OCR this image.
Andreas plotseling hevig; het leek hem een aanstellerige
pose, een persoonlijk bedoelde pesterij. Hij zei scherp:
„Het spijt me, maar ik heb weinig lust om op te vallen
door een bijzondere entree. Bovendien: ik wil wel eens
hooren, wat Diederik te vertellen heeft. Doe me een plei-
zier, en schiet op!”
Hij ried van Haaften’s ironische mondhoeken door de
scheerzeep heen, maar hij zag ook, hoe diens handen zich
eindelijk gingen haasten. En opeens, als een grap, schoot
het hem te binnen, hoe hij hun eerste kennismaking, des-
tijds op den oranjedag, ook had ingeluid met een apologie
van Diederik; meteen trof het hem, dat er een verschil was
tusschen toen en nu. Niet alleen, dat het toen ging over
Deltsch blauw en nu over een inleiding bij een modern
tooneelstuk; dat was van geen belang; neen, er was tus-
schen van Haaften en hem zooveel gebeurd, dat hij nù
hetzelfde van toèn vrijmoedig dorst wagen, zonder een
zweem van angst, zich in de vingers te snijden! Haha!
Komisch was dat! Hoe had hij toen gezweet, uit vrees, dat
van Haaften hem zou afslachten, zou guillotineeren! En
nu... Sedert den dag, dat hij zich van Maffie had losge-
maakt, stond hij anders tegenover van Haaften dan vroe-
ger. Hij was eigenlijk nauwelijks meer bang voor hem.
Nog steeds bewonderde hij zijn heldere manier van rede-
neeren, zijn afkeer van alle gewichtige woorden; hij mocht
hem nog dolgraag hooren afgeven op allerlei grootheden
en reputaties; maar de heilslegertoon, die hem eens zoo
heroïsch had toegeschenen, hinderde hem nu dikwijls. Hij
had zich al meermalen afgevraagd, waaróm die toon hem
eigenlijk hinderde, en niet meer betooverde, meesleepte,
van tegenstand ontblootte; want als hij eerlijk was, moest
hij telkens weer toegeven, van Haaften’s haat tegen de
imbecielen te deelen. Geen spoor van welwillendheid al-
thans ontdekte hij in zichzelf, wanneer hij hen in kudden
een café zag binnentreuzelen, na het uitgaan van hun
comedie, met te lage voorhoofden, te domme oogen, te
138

Stated task: Exact copies of all the records are required.

Worked solution:
OCR this image.
Andreas plotseling hevig; het leek hem een aanstellerige
pose, een persoonlijk bedoelde pesterij. Hij zei scherp:
„Het spijt me, maar ik heb weinig lust om op te vallen
door een bijzondere entree. Bovendien: ik wil wel eens
hooren, wat Diederik te vertellen heeft. Doe me een plei-
zier, en schiet op!”
Hij ried van Haaften’s ironische mondhoeken door de
scheerzeep heen, maar hij zag ook, hoe diens handen zich
eindelijk gingen haasten. En opeens, als een grap, schoot
het hem te binnen, hoe hij hun eerste kennismaking, des-
tijds op den oranjedag, ook had ingeluid met een apologie
van Diederik; meteen trof het hem, dat er een verschil was
tusschen toen en nu. Niet alleen, dat het toen ging over
Deltsch blauw en nu over een inleiding bij een modern
tooneelstuk; dat was van geen belang; neen, er was tus-
schen van Haaften en hem zooveel gebeurd, dat hij nù
hetzelfde van toèn vrijmoedig dorst wagen, zonder een
zweem van angst, zich in de vingers te snijden! Haha!
Komisch was dat! Hoe had hij toen gezweet, uit vrees, dat
van Haaften hem zou afslachten, zou guillotineeren! En
nu... Sedert den dag, dat hij zich van Maffie had losge-
maakt, stond hij anders tegenover van Haaften dan vroe-
ger. Hij was eigenlijk nauwelijks meer bang voor hem.
Nog steeds bewonderde hij zijn heldere manier van rede-
neeren, zijn afkeer van alle gewichtige woorden; hij mocht
hem nog dolgraag hooren afgeven op allerlei grootheden
en reputaties; maar de heilslegertoon, die hem eens zoo
heroïsch had toegeschenen, hinderde hem nu dikwijls. Hij
had zich al meermalen afgevraagd, waaróm die toon hem
eigenlijk hinderde, en niet meer betooverde, meesleepte,
van tegenstand ontblootte; want als hij eerlijk was, moest
hij telkens weer toegeven, van Haaften’s haat tegen de
imbecielen te deelen. Geen spoor van welwillendheid al-
thans ontdekte hij in zichzelf, wanneer hij hen in kudden
een café zag binnentreuzelen, na het uitgaan van hun
comedie, met te lage voorhoofden, te domme oogen, te
138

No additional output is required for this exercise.